- **EXERCISE TASK**
Give the number of lines that contain the string "пераканайцеся", and nothing else.

Collected data:
## BEGIN
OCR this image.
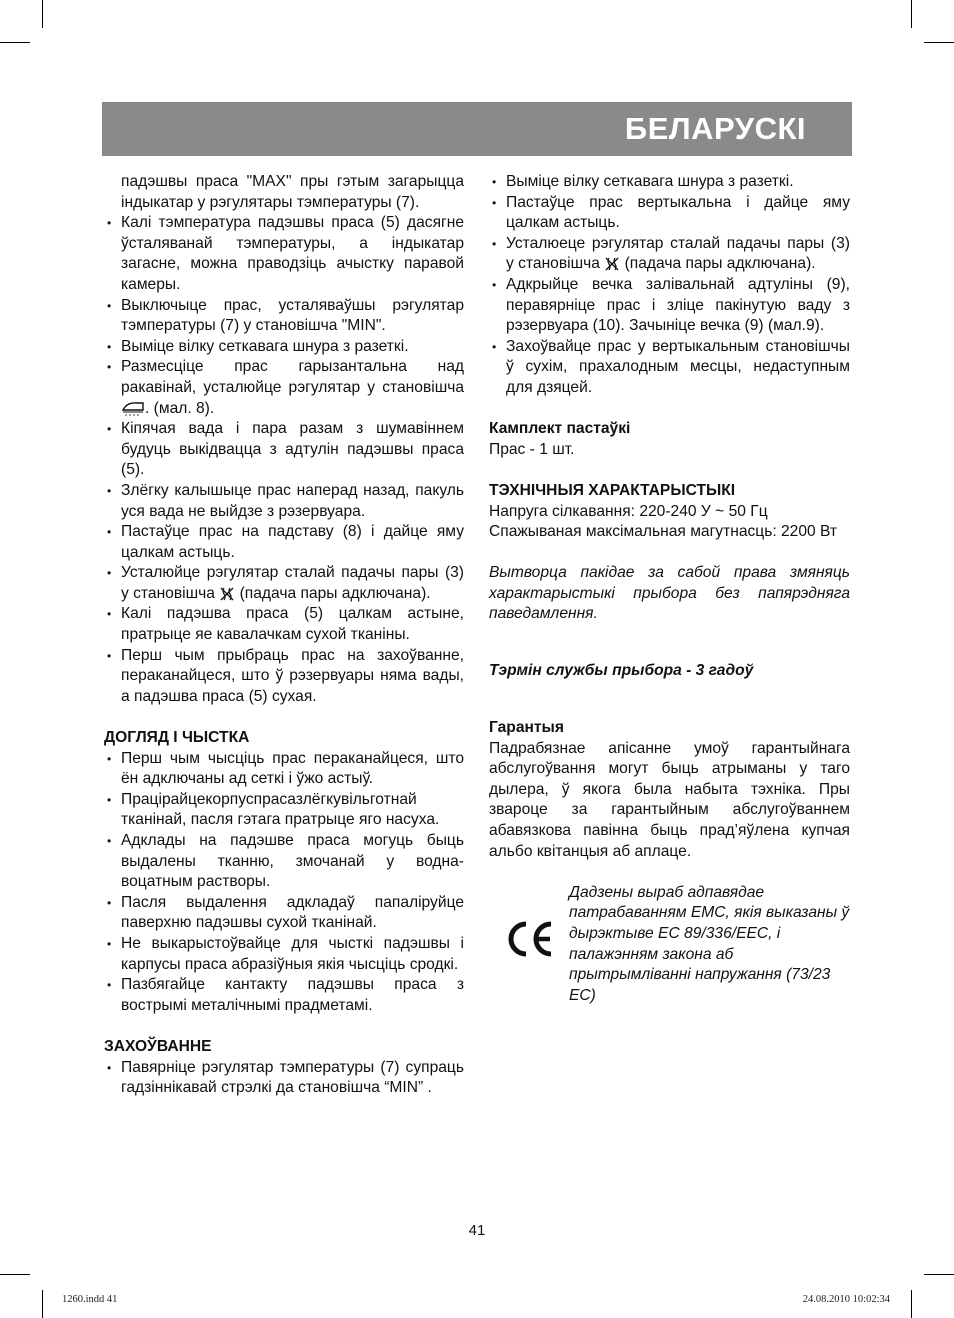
БЕЛАРУСКІ

падэшвы праса "MAX" пры гэтым загарыцца індыкатар у рэгулятары тэмпературы (7).

• Калі тэмпература падэшвы праса (5) дасягне ўсталяванай тэмпературы, а індыкатар загасне, можна праводзіць ачыстку паравой камеры.
• Выключыце прас, усталяваўшы рэгулятар тэмпературы (7) у становішча "MIN".
• Выміце вілку сеткавага шнура з разеткі.
• Размесціце прас гарызантальна над ракавінай, усталюйце рэгулятар у становішча . (мал. 8).
• Кіпячая вада і пара разам з шумавіннем будуць выкідвацца з адтулін падэшвы праса (5).
• Злёгку калышыце прас наперад назад, пакуль уся вада не выйдзе з рэзервуара.
• Пастаўце прас на падставу (8) і дайце яму цалкам астыць.
• Усталюйце рэгулятар сталай падачы пары (3) у становішча (падача пары адключана).
• Калі падэшва праса (5) цалкам астыне, пратрыце яе кавалачкам сухой тканіны.
• Перш чым прыбраць прас на захоўванне, пераканайцеся, што ў рэзервуары няма вады, а падэшва праса (5) сухая.

ДОГЛЯД І ЧЫСТКА

• Перш чым чысціць прас пераканайцеся, што ён адключаны ад сеткі і ўжо астыў.
• Працірайцекорпуспрасазлёгкувільготнай тканінай, пасля гэтага пратрыце яго насуха.
• Адклады на падэшве праса могуць быць выдалены тканню, змочанай у водна-воцатным растворы.
• Пасля выдалення адкладаў папаліруйце паверхню падэшвы сухой тканінай.
• Не выкарыстоўвайце для чысткі падэшвы і карпусы праса абразіўныя якія чысціць сродкі.
• Пазбягайце кантакту падэшвы праса з вострымі металічнымі прадметамі.

ЗАХОЎВАННЕ

• Павярніце рэгулятар тэмпературы (7) супраць гадзіннікавай стрэлкі да становішча “MIN” .
• Выміце вілку сеткавага шнура з разеткі.
• Пастаўце прас вертыкальна і дайце яму цалкам астыць.
• Усталюеце рэгулятар сталай падачы пары (3) у становішча (падача пары адключана).
• Адкрыйце вечка залівальнай адтуліны (9), перавярніце прас і зліце пакінутую ваду з рэзервуара (10). Зачыніце вечка (9) (мал.9).
• Захоўвайце прас у вертыкальным становішчы ў сухім, прахалодным месцы, недаступным для дзяцей.

Камплект пастаўкі

Прас - 1 шт.

ТЭХНІЧНЫЯ ХАРАКТАРЫСТЫКІ

Напруга сілкавання: 220-240 У ~ 50 Гц

Спажываная максімальная магутнасць: 2200 Вт

Вытворца пакідае за сабой права змяняць характарыстыкі прыбора без папярэдняга паведамлення.

Тэрмін службы прыбора - 3 гадоў

Гарантыя

Падрабязнае апісанне умоў гарантыйнага абслугоўвання могут быць атрыманы у таго дылера, ў якога была набыта тэхніка. Пры звароце за гарантыйным абслугоўваннем абавязкова павінна быць прад’яўлена купчая альбо квітанцыя аб аплаце.

Дадзены выраб адпавядае патрабаванням ЕМС, якія выказаны ў дырэктыве ЕС 89/336/ЕЕС, і палажэнням закона аб прытрымліванні напружання (73/23 ЕС)
41
1260.indd 41	24.08.2010 10:02:34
## END
- **OUTPUT FOR THIS TASK**
2